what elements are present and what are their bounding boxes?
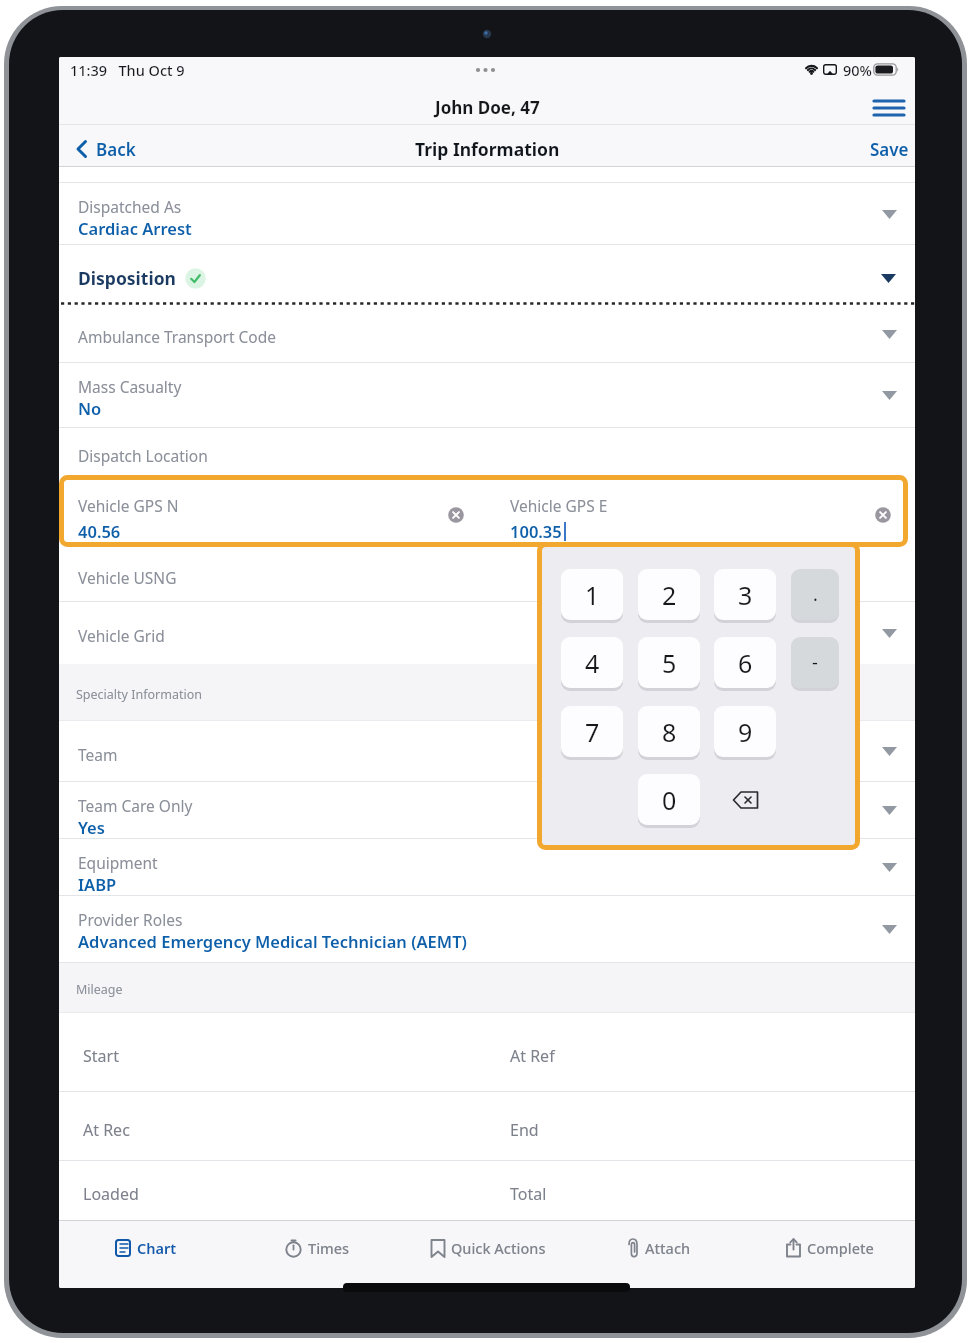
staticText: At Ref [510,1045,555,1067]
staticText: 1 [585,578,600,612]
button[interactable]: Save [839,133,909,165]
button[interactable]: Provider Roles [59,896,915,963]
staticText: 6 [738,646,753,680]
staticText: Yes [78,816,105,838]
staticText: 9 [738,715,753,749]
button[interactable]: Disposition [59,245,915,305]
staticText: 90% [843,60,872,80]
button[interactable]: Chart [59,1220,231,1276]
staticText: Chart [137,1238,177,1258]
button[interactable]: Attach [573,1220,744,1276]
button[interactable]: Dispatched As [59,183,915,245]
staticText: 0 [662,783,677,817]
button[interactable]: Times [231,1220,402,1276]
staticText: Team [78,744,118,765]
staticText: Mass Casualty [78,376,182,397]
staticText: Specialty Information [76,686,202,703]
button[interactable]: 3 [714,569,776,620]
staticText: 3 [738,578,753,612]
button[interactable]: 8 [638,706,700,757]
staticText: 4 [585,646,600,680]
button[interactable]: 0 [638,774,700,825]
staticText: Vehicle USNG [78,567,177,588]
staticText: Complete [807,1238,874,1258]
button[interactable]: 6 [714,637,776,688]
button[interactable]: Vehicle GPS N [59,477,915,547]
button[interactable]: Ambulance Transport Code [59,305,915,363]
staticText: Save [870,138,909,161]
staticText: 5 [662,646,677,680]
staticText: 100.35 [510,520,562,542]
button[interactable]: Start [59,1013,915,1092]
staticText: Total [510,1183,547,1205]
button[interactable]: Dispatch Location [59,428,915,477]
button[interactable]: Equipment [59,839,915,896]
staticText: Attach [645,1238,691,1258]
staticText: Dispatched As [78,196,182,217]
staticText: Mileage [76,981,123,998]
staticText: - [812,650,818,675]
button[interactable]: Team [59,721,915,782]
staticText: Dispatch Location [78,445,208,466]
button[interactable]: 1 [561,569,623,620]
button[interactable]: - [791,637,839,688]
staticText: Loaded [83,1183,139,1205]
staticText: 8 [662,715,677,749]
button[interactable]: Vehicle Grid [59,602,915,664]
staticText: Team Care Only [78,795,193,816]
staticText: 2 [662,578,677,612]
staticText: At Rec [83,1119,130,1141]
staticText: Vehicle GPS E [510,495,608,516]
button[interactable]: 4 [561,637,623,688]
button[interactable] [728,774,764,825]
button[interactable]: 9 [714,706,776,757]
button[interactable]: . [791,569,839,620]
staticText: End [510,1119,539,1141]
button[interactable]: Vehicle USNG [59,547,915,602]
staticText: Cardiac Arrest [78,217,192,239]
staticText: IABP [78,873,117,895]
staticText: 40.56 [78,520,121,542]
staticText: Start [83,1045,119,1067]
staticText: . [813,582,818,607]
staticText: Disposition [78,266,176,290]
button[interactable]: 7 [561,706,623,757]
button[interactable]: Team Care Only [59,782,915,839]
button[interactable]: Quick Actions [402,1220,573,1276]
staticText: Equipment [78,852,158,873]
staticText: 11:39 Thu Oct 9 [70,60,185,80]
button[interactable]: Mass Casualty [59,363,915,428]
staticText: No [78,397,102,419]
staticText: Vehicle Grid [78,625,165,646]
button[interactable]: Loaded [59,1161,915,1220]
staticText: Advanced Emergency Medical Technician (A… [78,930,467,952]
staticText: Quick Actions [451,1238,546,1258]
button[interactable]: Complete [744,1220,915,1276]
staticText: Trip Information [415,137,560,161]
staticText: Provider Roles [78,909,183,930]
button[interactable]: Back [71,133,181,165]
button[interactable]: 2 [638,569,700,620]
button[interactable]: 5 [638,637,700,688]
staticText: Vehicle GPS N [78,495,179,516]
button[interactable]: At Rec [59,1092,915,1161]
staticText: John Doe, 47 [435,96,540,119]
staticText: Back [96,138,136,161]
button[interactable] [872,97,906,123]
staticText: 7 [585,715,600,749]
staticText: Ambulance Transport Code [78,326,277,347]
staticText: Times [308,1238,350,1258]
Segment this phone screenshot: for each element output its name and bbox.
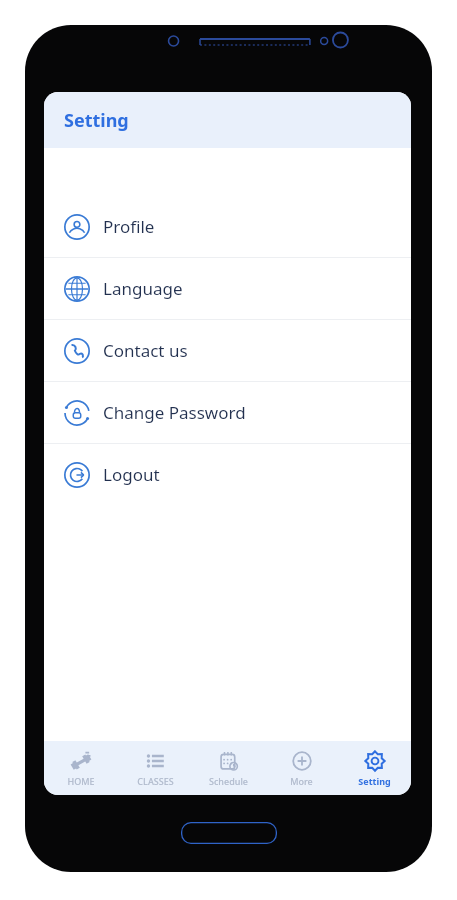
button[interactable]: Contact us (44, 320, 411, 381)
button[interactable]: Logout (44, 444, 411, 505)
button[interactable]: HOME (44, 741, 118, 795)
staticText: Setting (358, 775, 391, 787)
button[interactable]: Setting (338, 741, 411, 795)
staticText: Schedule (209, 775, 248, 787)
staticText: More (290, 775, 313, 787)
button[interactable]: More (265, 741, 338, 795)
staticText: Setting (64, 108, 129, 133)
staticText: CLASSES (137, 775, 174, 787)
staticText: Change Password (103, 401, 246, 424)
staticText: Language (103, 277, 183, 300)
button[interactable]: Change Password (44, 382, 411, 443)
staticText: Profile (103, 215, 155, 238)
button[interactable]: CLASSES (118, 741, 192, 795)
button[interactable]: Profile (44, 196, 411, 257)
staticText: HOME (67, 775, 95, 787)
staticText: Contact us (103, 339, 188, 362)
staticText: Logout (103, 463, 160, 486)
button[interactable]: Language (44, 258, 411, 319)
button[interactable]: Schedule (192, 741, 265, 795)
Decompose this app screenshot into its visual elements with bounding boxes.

...

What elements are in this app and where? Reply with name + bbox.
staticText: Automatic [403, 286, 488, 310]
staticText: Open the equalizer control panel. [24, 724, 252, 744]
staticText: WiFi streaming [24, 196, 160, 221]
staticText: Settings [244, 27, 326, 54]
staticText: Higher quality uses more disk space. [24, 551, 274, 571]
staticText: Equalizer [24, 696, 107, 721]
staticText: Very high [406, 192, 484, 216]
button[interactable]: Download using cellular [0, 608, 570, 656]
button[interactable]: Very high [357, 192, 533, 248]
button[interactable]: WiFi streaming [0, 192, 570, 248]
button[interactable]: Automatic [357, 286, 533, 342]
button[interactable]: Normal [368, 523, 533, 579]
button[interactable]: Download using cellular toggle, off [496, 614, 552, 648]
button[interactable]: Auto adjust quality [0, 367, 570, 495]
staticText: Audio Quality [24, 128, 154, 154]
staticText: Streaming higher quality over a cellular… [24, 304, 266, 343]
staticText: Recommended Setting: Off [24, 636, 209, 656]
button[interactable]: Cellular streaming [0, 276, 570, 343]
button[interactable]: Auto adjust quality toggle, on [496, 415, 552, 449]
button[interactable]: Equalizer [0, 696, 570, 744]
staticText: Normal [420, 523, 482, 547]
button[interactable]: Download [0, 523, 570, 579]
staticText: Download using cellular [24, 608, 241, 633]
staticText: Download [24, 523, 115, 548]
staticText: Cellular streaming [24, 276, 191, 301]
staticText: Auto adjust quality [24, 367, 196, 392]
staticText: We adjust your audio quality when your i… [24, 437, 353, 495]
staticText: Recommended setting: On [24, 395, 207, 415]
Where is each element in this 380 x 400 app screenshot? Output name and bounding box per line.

==

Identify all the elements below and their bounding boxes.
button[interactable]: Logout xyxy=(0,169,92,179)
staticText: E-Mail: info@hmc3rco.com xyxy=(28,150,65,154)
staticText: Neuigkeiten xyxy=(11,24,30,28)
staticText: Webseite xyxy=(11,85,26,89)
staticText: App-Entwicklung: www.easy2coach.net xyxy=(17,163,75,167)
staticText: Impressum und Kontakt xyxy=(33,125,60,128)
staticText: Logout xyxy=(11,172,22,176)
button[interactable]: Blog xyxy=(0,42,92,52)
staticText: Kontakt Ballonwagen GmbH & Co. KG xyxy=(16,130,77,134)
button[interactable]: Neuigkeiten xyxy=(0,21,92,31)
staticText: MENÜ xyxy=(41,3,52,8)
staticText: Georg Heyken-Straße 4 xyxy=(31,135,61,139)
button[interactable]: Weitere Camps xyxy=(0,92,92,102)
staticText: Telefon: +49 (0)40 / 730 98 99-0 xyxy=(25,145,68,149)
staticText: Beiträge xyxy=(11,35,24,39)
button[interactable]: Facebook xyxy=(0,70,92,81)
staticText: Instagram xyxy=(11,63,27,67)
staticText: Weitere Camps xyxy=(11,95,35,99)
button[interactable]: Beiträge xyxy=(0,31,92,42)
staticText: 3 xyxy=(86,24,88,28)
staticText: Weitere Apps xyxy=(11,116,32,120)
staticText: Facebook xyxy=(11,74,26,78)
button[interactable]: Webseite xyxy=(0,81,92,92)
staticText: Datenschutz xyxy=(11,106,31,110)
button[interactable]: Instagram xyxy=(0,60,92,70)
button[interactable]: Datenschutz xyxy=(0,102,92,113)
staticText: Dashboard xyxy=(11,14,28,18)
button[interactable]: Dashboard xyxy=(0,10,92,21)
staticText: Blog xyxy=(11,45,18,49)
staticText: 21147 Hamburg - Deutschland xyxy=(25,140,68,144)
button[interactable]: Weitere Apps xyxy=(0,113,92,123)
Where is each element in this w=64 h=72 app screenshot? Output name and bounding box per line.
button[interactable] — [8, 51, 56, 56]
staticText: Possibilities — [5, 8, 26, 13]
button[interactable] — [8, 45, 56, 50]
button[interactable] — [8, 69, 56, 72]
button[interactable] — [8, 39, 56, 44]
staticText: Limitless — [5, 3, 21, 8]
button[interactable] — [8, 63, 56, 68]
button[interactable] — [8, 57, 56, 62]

» Given task
Identify each line of the items above that contains the string "Download", and copy those lines.

» Written answer
button[interactable]: Download using cellular [0, 608, 570, 656]
button[interactable]: Download using cellular toggle, off [496, 614, 552, 648]
button[interactable]: Download [0, 523, 570, 579]
staticText: Download using cellular [24, 608, 241, 633]
staticText: Download [24, 523, 115, 548]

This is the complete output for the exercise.